* Begin Given records *

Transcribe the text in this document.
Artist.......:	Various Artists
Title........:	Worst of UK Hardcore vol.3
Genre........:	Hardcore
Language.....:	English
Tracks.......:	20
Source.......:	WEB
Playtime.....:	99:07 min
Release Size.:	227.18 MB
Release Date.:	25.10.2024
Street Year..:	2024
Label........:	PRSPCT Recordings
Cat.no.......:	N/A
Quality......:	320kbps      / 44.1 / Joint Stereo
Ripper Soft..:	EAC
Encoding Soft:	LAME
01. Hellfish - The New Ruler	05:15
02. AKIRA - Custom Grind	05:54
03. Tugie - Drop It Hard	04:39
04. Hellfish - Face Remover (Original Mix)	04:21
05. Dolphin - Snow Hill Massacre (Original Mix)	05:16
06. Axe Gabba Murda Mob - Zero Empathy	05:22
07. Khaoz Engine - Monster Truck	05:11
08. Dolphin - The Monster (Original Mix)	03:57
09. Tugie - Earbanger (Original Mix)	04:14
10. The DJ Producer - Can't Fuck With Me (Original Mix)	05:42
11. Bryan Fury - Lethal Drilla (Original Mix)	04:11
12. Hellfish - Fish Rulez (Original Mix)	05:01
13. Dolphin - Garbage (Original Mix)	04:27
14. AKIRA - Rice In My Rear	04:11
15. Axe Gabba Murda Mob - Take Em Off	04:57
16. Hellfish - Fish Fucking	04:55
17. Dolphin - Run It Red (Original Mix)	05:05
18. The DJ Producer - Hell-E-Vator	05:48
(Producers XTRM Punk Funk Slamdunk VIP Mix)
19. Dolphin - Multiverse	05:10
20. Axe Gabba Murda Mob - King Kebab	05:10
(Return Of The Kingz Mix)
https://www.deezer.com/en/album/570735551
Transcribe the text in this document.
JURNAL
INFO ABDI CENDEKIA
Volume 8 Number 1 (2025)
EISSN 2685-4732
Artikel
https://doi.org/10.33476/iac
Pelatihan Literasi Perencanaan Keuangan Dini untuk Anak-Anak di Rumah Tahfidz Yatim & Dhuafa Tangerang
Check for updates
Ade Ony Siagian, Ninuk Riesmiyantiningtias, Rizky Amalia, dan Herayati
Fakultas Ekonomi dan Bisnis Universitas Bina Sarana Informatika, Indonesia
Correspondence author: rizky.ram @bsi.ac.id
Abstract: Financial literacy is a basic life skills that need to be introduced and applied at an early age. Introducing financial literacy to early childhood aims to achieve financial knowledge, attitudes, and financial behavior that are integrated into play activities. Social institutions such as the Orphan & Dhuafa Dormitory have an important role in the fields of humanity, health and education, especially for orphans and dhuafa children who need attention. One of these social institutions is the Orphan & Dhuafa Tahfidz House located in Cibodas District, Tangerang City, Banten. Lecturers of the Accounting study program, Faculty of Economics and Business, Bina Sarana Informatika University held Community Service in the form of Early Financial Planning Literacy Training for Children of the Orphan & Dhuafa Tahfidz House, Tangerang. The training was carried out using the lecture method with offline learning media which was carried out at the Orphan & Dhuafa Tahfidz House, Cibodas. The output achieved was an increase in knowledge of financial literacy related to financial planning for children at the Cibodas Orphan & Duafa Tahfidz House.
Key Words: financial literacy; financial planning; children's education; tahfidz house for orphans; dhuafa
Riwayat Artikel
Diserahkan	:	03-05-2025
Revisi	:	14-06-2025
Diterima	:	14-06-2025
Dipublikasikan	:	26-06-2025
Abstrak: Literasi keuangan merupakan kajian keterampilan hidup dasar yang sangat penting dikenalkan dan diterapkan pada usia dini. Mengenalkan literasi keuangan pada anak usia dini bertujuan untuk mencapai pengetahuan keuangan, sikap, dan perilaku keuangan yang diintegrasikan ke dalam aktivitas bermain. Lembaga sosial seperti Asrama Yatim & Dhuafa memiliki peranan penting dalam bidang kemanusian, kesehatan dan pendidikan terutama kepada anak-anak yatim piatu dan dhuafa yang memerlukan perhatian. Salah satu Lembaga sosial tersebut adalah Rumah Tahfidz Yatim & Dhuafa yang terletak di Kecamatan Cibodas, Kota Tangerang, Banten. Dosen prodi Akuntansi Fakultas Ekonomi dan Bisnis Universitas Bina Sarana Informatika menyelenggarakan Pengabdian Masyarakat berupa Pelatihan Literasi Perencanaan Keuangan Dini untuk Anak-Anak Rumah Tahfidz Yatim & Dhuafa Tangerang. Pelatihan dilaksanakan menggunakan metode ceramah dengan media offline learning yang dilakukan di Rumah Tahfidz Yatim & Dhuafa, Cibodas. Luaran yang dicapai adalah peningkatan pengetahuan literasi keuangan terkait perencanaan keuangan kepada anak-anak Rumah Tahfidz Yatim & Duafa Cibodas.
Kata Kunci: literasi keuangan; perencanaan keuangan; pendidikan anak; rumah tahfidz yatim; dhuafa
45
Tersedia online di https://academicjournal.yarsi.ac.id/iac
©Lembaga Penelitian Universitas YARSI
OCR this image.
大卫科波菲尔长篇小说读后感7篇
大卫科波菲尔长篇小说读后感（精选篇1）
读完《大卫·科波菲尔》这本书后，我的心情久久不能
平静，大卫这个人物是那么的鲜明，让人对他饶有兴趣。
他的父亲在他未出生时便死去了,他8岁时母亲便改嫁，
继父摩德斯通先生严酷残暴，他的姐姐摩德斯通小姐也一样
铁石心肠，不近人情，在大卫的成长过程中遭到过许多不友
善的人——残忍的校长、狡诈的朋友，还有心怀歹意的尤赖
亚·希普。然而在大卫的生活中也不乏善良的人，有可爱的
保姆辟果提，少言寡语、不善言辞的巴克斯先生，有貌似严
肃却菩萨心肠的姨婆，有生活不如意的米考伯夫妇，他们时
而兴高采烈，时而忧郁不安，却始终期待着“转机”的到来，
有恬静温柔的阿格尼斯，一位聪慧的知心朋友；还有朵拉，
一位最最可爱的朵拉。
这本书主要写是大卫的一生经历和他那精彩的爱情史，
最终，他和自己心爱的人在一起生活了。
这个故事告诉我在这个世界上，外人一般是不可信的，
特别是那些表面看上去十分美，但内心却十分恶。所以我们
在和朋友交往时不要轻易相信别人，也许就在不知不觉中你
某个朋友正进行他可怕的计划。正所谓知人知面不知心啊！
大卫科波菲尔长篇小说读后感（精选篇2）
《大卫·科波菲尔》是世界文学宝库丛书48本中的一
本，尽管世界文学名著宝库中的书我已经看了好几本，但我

* End Given records *

The exercise → Extract every line of the records above that contains the word "Murda".

Finished task →
06. Axe Gabba Murda Mob - Zero Empathy	05:22
15. Axe Gabba Murda Mob - Take Em Off	04:57
20. Axe Gabba Murda Mob - King Kebab	05:10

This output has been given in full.